* _Your goal_: Could you return every line of the records below verbatim, leaving out the pictures?

....................

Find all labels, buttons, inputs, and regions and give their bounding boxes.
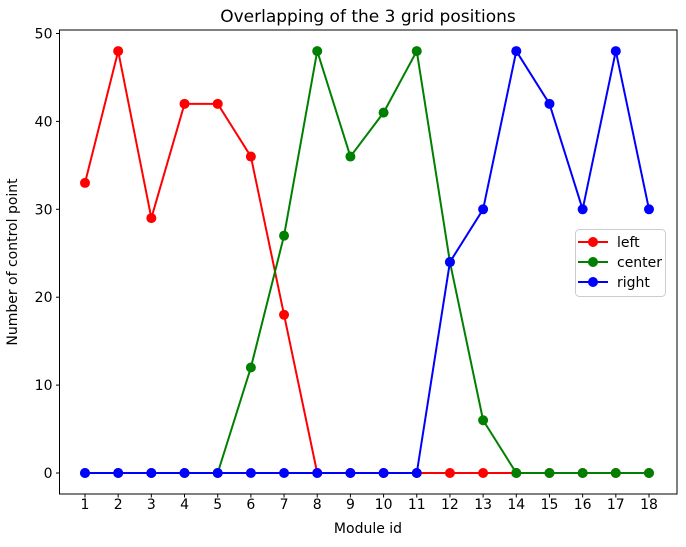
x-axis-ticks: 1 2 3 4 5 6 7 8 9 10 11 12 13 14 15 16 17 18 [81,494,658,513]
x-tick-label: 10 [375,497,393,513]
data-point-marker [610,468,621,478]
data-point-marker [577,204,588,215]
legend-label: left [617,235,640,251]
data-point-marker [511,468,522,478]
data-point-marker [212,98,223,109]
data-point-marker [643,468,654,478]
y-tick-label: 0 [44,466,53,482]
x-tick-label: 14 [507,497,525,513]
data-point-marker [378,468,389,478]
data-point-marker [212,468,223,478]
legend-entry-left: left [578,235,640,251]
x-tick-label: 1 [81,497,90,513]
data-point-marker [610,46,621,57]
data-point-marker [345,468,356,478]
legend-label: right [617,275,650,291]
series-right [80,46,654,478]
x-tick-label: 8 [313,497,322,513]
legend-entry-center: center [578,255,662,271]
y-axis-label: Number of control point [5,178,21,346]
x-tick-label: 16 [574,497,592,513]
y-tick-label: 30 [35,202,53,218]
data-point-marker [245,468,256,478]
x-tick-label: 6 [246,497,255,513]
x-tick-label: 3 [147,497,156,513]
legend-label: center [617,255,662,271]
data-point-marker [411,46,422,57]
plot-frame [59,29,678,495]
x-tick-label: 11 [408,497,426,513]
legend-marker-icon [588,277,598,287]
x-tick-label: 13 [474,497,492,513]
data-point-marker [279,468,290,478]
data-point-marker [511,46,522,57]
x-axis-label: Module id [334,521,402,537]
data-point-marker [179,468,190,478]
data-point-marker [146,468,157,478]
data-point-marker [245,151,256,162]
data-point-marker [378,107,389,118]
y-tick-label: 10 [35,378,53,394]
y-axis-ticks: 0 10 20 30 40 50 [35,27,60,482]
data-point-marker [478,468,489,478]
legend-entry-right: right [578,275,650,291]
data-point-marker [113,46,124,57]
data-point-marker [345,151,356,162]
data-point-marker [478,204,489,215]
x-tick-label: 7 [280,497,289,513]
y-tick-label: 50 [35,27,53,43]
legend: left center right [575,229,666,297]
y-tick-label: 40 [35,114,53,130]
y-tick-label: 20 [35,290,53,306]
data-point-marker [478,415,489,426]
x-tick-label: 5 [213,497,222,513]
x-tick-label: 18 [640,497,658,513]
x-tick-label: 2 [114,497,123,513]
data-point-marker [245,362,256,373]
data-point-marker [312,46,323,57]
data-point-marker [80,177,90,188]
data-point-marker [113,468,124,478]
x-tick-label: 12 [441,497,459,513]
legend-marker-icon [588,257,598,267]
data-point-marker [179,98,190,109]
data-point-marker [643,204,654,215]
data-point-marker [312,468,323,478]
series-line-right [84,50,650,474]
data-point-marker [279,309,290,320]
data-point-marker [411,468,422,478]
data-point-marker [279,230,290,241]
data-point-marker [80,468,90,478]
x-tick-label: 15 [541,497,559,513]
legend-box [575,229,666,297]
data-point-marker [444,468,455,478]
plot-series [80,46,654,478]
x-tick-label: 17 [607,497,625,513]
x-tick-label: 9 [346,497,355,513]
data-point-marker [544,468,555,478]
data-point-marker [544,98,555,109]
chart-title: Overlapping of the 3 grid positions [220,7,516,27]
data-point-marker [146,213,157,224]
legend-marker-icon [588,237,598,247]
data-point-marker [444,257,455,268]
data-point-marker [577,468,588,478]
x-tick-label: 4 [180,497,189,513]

....................

* _Solution_:
Find all labels, buttons, inputs, and regions and give their bounding boxes.
x-axis-ticks: 1 2 3 4 5 6 7 8 9 10 11 12 13 14 15 16 17 18 [81,494,658,513]
x-tick-label: 10 [375,497,393,513]
data-point-marker [610,468,621,478]
data-point-marker [577,204,588,215]
legend-label: left [617,235,640,251]
data-point-marker [511,468,522,478]
data-point-marker [212,98,223,109]
data-point-marker [643,468,654,478]
y-tick-label: 0 [44,466,53,482]
x-tick-label: 14 [507,497,525,513]
data-point-marker [378,468,389,478]
data-point-marker [212,468,223,478]
legend-entry-left: left [578,235,640,251]
x-tick-label: 1 [81,497,90,513]
data-point-marker [610,46,621,57]
data-point-marker [345,468,356,478]
legend-label: right [617,275,650,291]
series-right [80,46,654,478]
x-tick-label: 8 [313,497,322,513]
legend-entry-center: center [578,255,662,271]
y-axis-label: Number of control point [5,178,21,346]
x-tick-label: 16 [574,497,592,513]
y-tick-label: 30 [35,202,53,218]
data-point-marker [245,468,256,478]
x-tick-label: 6 [246,497,255,513]
x-tick-label: 3 [147,497,156,513]
legend-label: center [617,255,662,271]
data-point-marker [411,46,422,57]
plot-frame [59,29,678,495]
x-tick-label: 11 [408,497,426,513]
legend-marker-icon [588,277,598,287]
x-tick-label: 13 [474,497,492,513]
data-point-marker [279,468,290,478]
data-point-marker [511,46,522,57]
x-axis-label: Module id [334,521,402,537]
data-point-marker [179,468,190,478]
data-point-marker [146,468,157,478]
data-point-marker [245,151,256,162]
data-point-marker [378,107,389,118]
y-tick-label: 10 [35,378,53,394]
y-axis-ticks: 0 10 20 30 40 50 [35,27,60,482]
data-point-marker [478,468,489,478]
legend-entry-right: right [578,275,650,291]
data-point-marker [113,46,124,57]
data-point-marker [345,151,356,162]
data-point-marker [478,204,489,215]
x-tick-label: 7 [280,497,289,513]
y-tick-label: 50 [35,27,53,43]
legend: left center right [575,229,666,297]
y-tick-label: 40 [35,114,53,130]
y-tick-label: 20 [35,290,53,306]
data-point-marker [478,415,489,426]
x-tick-label: 5 [213,497,222,513]
x-tick-label: 18 [640,497,658,513]
x-tick-label: 2 [114,497,123,513]
data-point-marker [245,362,256,373]
data-point-marker [312,46,323,57]
data-point-marker [80,177,90,188]
data-point-marker [113,468,124,478]
x-tick-label: 12 [441,497,459,513]
legend-marker-icon [588,257,598,267]
data-point-marker [179,98,190,109]
data-point-marker [643,204,654,215]
data-point-marker [312,468,323,478]
series-line-right [84,50,650,474]
data-point-marker [279,309,290,320]
data-point-marker [411,468,422,478]
data-point-marker [279,230,290,241]
data-point-marker [80,468,90,478]
x-tick-label: 15 [541,497,559,513]
legend-box [575,229,666,297]
data-point-marker [444,468,455,478]
plot-series [80,46,654,478]
x-tick-label: 17 [607,497,625,513]
x-tick-label: 9 [346,497,355,513]
data-point-marker [544,468,555,478]
data-point-marker [544,98,555,109]
chart-title: Overlapping of the 3 grid positions [220,7,516,27]
data-point-marker [146,213,157,224]
legend-marker-icon [588,237,598,247]
data-point-marker [444,257,455,268]
data-point-marker [577,468,588,478]
x-tick-label: 4 [180,497,189,513]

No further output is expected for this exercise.